**Passage to read:**
__________________________________________________
Let's Plays can also be seen harming a game's distribution particularly for short, linear, narrative-driven games, since viewers can witness the entire game from a Let's Play recording without purchasing it and have no incentive to purchase the title. For the art game That Dragon, Cancer, its developer Ryan Green noted that while there were Let's Plays of the game, several which commented emotionally on the game's topic, some of these playthroughs had simply played through the game without added commentary, and provided no links to where players could learn more about the title. Green and his team at Numinous Games had used YouTube's ContentID to have some of these videos taken down, a result that brought some complaints and which Green admitted later was not the right approach to address the issue. Green requested that with games such as That Dragon, Cancer, that those creating Let's Play use the playthrough of the game to initiate conversations with their viewers, and that viewers could show their appreciation of the game by tipping the developers in lieu of purchasing the full title.
The phenomenon of Let's Plays was a focal point for the South Park episode "#REHASH". Double Fine Productions and 2 Player Productions have worked together to create a series called "Devs Play", inspired by Let's Plays where game developers play through games and offer their commentary from a developer's perspective, typically alongside one of the developers from the selected game.
__________________________________________________
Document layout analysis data
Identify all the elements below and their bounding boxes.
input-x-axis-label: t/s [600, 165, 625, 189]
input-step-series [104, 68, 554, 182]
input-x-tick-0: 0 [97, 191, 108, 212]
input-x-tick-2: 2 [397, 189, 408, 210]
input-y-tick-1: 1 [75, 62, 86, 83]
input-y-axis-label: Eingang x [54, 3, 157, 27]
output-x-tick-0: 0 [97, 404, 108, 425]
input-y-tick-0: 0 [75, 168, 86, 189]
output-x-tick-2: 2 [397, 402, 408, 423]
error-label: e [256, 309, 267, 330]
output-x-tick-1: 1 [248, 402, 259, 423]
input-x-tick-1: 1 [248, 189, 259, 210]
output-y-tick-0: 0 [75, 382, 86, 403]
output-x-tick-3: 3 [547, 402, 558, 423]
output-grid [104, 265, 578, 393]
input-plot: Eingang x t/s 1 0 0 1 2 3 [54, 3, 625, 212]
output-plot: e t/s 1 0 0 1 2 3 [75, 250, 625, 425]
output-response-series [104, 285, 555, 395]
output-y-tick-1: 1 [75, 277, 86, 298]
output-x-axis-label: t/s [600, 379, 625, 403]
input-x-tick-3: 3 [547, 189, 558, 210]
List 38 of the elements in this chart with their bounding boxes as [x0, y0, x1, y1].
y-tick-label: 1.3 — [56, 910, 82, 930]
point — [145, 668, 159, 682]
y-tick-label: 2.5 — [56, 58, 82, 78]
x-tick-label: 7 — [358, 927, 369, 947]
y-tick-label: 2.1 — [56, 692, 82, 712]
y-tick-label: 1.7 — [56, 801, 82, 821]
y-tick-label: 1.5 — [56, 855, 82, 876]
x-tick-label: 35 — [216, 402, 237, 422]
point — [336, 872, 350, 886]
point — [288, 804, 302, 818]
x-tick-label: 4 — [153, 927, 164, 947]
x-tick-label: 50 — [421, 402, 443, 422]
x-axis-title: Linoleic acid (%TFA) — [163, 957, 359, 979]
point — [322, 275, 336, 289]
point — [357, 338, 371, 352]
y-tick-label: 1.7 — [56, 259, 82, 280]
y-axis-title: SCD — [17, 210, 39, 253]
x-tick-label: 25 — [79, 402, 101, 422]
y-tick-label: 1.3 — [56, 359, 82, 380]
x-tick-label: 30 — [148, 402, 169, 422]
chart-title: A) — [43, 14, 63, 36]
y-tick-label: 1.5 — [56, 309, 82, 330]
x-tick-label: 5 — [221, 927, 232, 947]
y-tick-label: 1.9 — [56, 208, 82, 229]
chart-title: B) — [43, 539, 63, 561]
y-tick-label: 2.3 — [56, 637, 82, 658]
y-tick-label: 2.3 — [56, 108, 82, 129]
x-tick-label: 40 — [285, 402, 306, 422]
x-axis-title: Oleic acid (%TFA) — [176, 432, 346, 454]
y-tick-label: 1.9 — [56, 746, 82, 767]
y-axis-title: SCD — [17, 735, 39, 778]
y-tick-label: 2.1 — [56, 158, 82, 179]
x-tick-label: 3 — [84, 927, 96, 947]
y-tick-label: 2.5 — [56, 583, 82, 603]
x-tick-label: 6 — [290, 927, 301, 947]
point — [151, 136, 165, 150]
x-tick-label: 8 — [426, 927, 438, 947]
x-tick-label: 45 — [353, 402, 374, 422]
__________________________________________________
**Tasks and exercises:**
1: In the Let's Plays text, what did Green and his team at Numinous Games use to have some of the videos taken down?
2: Return the part of the Let's Plays text that begins at the words "The phenomenon of" and stops after the words "the selected game.".

**Answers for the tasks:**
1: They used YouTube's ContentID.

2:
The phenomenon of Let's Plays was a focal point for the South Park episode "#REHASH". Double Fine Productions and 2 Player Productions have worked together to create a series called "Devs Play", inspired by Let's Plays where game developers play through games and offer their commentary from a developer's perspective, typically alongside one of the developers from the selected game.